Records:
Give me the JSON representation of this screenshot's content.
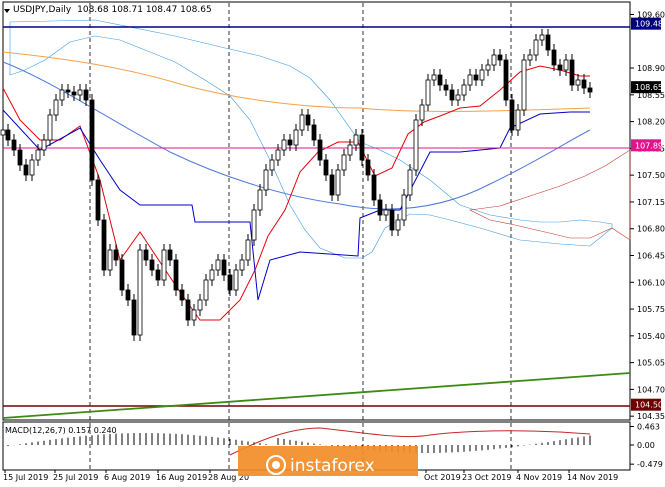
{
  "header": {
    "symbol_label": "USDJPY,Daily",
    "ohlc": "108.68 108.71 108.47 108.65"
  },
  "watermark": "instaforex",
  "colors": {
    "background": "#ffffff",
    "bull_candle": "#000000",
    "bear_candle": "#000000",
    "tenkan": "#e8000b",
    "kijun": "#0000c8",
    "chikou": "#b6e3f5",
    "ma_orange": "#f2a14a",
    "ma_blue": "#4f7bd9",
    "magenta_level": "#e0138c",
    "navy_level": "#000080",
    "maroon_level": "#6e0000",
    "trendline": "#3c8a14",
    "cloud_bull": "#3d9ae0",
    "cloud_bear": "#c0392b",
    "macd_signal": "#c62828",
    "macd_hist": "#000000",
    "price_axis_bg": "#000000",
    "watermark_orange": "#f28c28"
  },
  "chart_data": [
    {
      "type": "candlestick",
      "title": "USDJPY,Daily",
      "price_axis": {
        "ticks": [
          109.6,
          108.9,
          108.55,
          108.2,
          107.85,
          107.5,
          107.15,
          106.8,
          106.45,
          106.1,
          105.75,
          105.4,
          105.05,
          104.7,
          104.35
        ],
        "labels": [
          "109.60",
          "108.90",
          "108.55",
          "108.20",
          "107.85",
          "107.50",
          "107.15",
          "106.80",
          "106.45",
          "106.10",
          "105.75",
          "105.40",
          "105.05",
          "104.70",
          "104.35"
        ],
        "range": [
          104.3,
          109.75
        ]
      },
      "x_labels": [
        "15 Jul 2019",
        "25 Jul 2019",
        "6 Aug 2019",
        "16 Aug 2019",
        "28 Aug 20",
        "Oct 2019",
        "23 Oct 2019",
        "4 Nov 2019",
        "14 Nov 2019"
      ],
      "levels": [
        {
          "name": "109.48",
          "value": 109.48,
          "color": "#000080"
        },
        {
          "name": "108.65",
          "value": 108.65,
          "color": "#000000"
        },
        {
          "name": "107.89",
          "value": 107.89,
          "color": "#e0138c"
        },
        {
          "name": "104.50",
          "value": 104.5,
          "color": "#6e0000"
        }
      ],
      "trendline": {
        "from_date": "15 Jul 2019",
        "from_value": 104.33,
        "to_date": "late Nov 2019",
        "to_value": 104.9
      },
      "grid": true
    },
    {
      "type": "bar",
      "title": "MACD(12,26,7) 0.157 0.240",
      "ticks": [
        0.463,
        0.0,
        -0.479
      ],
      "labels": [
        "0.463",
        "0.00",
        "-0.479"
      ],
      "range": [
        -0.6,
        0.55
      ],
      "grid": true
    }
  ]
}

▸ **Task directions**: Keep the pictures out and write out the records exactly.

▸ **Output for this exercise**:
Give me the JSON representation of this screenshot's content.
{
  "header": {
    "symbol_label": "USDJPY,Daily",
    "ohlc": "108.68 108.71 108.47 108.65"
  },
  "watermark": "instaforex",
  "colors": {
    "background": "#ffffff",
    "bull_candle": "#000000",
    "bear_candle": "#000000",
    "tenkan": "#e8000b",
    "kijun": "#0000c8",
    "chikou": "#b6e3f5",
    "ma_orange": "#f2a14a",
    "ma_blue": "#4f7bd9",
    "magenta_level": "#e0138c",
    "navy_level": "#000080",
    "maroon_level": "#6e0000",
    "trendline": "#3c8a14",
    "cloud_bull": "#3d9ae0",
    "cloud_bear": "#c0392b",
    "macd_signal": "#c62828",
    "macd_hist": "#000000",
    "price_axis_bg": "#000000",
    "watermark_orange": "#f28c28"
  },
  "chart_data": [
    {
      "type": "candlestick",
      "title": "USDJPY,Daily",
      "price_axis": {
        "ticks": [
          109.6,
          108.9,
          108.55,
          108.2,
          107.85,
          107.5,
          107.15,
          106.8,
          106.45,
          106.1,
          105.75,
          105.4,
          105.05,
          104.7,
          104.35
        ],
        "labels": [
          "109.60",
          "108.90",
          "108.55",
          "108.20",
          "107.85",
          "107.50",
          "107.15",
          "106.80",
          "106.45",
          "106.10",
          "105.75",
          "105.40",
          "105.05",
          "104.70",
          "104.35"
        ],
        "range": [
          104.3,
          109.75
        ]
      },
      "x_labels": [
        "15 Jul 2019",
        "25 Jul 2019",
        "6 Aug 2019",
        "16 Aug 2019",
        "28 Aug 20",
        "Oct 2019",
        "23 Oct 2019",
        "4 Nov 2019",
        "14 Nov 2019"
      ],
      "levels": [
        {
          "name": "109.48",
          "value": 109.48,
          "color": "#000080"
        },
        {
          "name": "108.65",
          "value": 108.65,
          "color": "#000000"
        },
        {
          "name": "107.89",
          "value": 107.89,
          "color": "#e0138c"
        },
        {
          "name": "104.50",
          "value": 104.5,
          "color": "#6e0000"
        }
      ],
      "trendline": {
        "from_date": "15 Jul 2019",
        "from_value": 104.33,
        "to_date": "late Nov 2019",
        "to_value": 104.9
      },
      "grid": true
    },
    {
      "type": "bar",
      "title": "MACD(12,26,7) 0.157 0.240",
      "ticks": [
        0.463,
        0.0,
        -0.479
      ],
      "labels": [
        "0.463",
        "0.00",
        "-0.479"
      ],
      "range": [
        -0.6,
        0.55
      ],
      "grid": true
    }
  ]
}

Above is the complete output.